PROBLEM SET:
[1] Translate this sentence from the Jira Service Management upgrade comparison into Spanish: "Legacy ITSM vendors use a waterfall approach for upgrades that focuses on structured, sequential releases."
[2] Pick up the comparison of Jira Service Management and legacy ITSM upgrade approaches after its final sentence, and continue it.

SOURCE PASSAGE:
=====
Atlassian Approach to Jira Service Management Upgrades

Legacy ITSM Vendor Approach to System Upgrades

Agile vs. Waterfall

Atlassian follows Agile methodology for Jira Service Management upgrades that optimizes flexibility, collaboration and efficiency.

Legacy ITSM Vendor Approach to System Upgrades

Legacy ITSM vendors use a waterfall approach for upgrades that focuses on structured, sequential releases.

Changes on your schedule vs. Required yearly updates

Jira Service Management customers can control their rate of change by setting their environment’s desired release track.Continuous-Products receive changes and features as soon as they become available.Bundled-Products receive changes as a group on the second Tuesday of each month.

Legacy ITSM Vendor Approach to System Upgrades

Legacy ITSM vendors generally provide software releases that contain new features twice a year.

Ongoing feature releases vs. As-available bug fixes

Atlassian’s approach provides customers with improved business value through shorter, predictable release cycles; smaller, higher-quality code sets; and more transparent, responsive feature delivery.

Legacy ITSM Vendor Approach to System Upgrades

Legacy ITSM vendors provide code patches and hotfixes which occur on as as-needed/available- basis. Generally, these patches and hotfixes contain bug fixes but no new features.

Loosely-coupled architecture vs. Tightly-coupled code sets

Jira Service Management is based on a loosely-coupled architecture where individual components are built independently from one another.Loosely-coupled applications allow teams to develop features that deploy and scale independently, which provides more efficient code delivery/upgrades.

Legacy ITSM Vendor Approach to System Upgrades

Legacy ITSM system architectures are tightly coupled such that functions are rigid and interdependent. When one component changes, there is a ‘domino’ effect of more changes across the application which increases the overall code modifications and risk.

True cloud product vs. Siloed SaaS offering

Jira Service Management is designed and created for Atlassian's cloud platform, so customers can scale confidently with embedded security, built-in compliance, unlimited instances, and simplified per-user licensing.

Legacy ITSM Vendor Approach to System Upgrades

Legacy ITSM system are often designed to run on-premises, and vendor simply host the applications remotely.These are not true cloud solutions and can’t provide you with the same benefits - scaling, upgrading, pricing, and security - as a true cloud system.
=====
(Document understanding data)
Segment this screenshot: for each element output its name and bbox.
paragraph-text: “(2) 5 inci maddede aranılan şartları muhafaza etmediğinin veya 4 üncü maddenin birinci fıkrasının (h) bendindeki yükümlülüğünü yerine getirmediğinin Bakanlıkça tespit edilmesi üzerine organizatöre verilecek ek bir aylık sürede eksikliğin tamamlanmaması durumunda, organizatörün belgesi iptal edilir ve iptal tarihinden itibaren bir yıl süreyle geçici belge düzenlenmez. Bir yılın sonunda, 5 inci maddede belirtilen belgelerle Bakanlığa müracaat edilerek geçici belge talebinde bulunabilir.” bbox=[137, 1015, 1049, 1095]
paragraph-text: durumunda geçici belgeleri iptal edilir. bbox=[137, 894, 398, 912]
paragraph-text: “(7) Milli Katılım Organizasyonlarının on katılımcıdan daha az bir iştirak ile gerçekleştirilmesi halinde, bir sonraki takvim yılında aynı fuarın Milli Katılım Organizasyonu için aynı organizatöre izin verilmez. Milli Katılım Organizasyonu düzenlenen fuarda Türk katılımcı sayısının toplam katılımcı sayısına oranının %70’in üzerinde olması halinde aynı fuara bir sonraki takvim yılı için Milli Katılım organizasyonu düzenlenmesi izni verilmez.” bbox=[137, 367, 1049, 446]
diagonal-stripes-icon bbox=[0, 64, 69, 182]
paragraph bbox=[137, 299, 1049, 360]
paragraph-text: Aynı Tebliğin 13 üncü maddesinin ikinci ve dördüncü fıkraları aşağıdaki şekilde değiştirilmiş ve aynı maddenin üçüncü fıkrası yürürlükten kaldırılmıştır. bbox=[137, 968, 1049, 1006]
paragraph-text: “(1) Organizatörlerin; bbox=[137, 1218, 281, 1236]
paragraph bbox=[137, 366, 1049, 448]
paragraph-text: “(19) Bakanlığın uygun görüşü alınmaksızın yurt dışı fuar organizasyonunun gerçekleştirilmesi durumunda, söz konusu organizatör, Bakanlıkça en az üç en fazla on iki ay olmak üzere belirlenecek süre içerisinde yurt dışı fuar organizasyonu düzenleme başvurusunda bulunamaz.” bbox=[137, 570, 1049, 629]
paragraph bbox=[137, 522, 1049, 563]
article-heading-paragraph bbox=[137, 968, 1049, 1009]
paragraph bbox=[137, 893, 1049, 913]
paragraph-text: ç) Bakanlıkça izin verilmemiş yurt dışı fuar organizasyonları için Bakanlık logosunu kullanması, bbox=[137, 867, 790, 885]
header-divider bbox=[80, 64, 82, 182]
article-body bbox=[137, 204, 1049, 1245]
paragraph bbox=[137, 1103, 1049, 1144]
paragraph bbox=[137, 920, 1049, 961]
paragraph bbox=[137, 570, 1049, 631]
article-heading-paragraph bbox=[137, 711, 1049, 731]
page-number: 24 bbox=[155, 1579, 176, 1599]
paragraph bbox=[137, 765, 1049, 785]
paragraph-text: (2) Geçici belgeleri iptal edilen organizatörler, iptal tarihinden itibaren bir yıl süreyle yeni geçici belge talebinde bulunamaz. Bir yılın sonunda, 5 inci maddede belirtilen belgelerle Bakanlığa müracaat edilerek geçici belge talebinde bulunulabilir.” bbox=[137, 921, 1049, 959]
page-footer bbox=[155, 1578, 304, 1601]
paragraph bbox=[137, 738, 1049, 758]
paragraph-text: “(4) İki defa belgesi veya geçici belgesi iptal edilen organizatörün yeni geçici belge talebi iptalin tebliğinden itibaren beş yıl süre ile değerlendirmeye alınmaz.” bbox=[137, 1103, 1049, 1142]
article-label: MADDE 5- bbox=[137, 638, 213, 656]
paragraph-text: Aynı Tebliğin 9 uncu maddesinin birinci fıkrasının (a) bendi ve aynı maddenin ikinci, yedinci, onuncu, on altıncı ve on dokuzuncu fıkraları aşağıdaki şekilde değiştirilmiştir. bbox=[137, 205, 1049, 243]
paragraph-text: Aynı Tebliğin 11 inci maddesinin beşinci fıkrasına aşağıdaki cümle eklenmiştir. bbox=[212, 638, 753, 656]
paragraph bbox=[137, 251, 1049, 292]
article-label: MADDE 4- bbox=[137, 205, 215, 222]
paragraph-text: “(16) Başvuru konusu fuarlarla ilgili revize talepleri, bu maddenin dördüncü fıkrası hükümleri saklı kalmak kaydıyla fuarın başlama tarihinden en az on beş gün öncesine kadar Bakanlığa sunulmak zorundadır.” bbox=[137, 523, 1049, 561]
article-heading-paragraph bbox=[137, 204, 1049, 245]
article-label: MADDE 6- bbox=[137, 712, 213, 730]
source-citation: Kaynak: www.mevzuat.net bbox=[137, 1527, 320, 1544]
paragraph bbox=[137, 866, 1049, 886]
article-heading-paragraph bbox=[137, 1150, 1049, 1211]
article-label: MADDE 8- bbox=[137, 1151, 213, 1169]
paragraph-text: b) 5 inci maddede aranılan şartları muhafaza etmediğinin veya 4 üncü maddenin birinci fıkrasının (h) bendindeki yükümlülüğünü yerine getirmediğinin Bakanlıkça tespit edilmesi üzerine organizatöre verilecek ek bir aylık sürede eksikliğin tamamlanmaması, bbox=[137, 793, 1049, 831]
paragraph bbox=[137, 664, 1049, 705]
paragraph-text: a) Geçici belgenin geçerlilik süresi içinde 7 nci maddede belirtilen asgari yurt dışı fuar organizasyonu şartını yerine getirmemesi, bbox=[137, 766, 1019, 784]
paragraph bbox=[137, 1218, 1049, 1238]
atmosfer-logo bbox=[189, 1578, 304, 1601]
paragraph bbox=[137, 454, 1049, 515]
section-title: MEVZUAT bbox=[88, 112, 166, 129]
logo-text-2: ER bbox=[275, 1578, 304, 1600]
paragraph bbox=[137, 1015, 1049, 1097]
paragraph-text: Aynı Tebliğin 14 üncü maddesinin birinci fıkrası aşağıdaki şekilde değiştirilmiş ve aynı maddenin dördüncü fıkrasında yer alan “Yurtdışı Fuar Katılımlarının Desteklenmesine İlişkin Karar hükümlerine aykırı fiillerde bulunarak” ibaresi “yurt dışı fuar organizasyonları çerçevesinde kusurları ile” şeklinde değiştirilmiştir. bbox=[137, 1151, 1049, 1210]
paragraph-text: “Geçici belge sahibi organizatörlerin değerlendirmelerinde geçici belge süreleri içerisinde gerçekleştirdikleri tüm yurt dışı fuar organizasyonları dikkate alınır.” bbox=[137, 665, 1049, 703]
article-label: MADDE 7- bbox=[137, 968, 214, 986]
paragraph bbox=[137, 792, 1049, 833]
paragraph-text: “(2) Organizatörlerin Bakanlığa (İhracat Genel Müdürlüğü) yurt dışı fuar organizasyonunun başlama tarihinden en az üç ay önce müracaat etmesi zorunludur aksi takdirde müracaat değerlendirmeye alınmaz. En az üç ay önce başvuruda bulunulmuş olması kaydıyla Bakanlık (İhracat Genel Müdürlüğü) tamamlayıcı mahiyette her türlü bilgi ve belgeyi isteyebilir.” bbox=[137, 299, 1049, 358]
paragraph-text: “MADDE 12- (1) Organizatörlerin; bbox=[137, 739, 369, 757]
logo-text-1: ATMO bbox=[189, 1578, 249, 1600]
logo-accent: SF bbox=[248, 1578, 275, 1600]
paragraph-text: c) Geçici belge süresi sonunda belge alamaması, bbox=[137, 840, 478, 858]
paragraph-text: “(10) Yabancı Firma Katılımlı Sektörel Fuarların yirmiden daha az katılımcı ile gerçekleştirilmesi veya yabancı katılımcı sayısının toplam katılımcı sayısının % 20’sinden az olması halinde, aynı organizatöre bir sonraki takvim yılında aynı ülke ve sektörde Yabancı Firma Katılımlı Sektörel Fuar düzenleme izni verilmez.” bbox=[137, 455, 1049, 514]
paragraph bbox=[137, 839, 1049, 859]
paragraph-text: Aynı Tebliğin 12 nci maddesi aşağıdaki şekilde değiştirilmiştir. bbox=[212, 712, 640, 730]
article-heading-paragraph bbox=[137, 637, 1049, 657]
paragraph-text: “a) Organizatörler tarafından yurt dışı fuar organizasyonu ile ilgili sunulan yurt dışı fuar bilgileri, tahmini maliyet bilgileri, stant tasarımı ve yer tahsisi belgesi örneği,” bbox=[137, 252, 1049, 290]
=====
ANSWER SET:
[1] Los proveedores de ITSM heredados utilizan un enfoque en cascada para las actualizaciones que se centra en lanzamientos estructurados y secuenciales.

[2]
A healthier approach to ITSM system upgrades

Getting into the issue of upgrades, Atlassian plans for technology evolution, so when new capabilities are available the functionality can be seamlessly introduced to the platform and products. Atlassian’s cloud roadmap is public, so customers can always see what’s coming. Jira Service Management’s cloud-based system means that features are available for customers to consume continuously or on a scheduled basis. Customers can:

  • subscribe to weekly release notes for the most up-to-date notes on coming changes
  • create an isolated environment (aka Sandbox) to experiment with feature changes before hitting production
  • control their rate of change by setting their production environment’s release track (continuous and bundled)
  • benefit from small, incremental updates that provide continuous improvement

Because Jira Service Management is based on loosely-coupled code sets, it provides improved code flexibility/reusability and more efficient application upgrades.

The Atlassian Platform powers Jira Service Management through analytics, automation, collaboration, administration, extensibility, data management, and infrastructure.

We all want to accelerate digital transformation so our organizations can “work smarter rather than harder”. I have found that Jira Service Management’s agile incremental change and improvement upgrade approach allows us to continue to validate releases and engage with end users – simply at a more continuous, faster, and non-disruptive pace.

If you’re embarking on a digital transformational journey, I recommend reviewing each application’s core architecture and implementation approach as well as the total cost of ownership.  Consider your business initiatives that you are trying to achieve and choose a system that meets your needs and adds value to every customer interaction.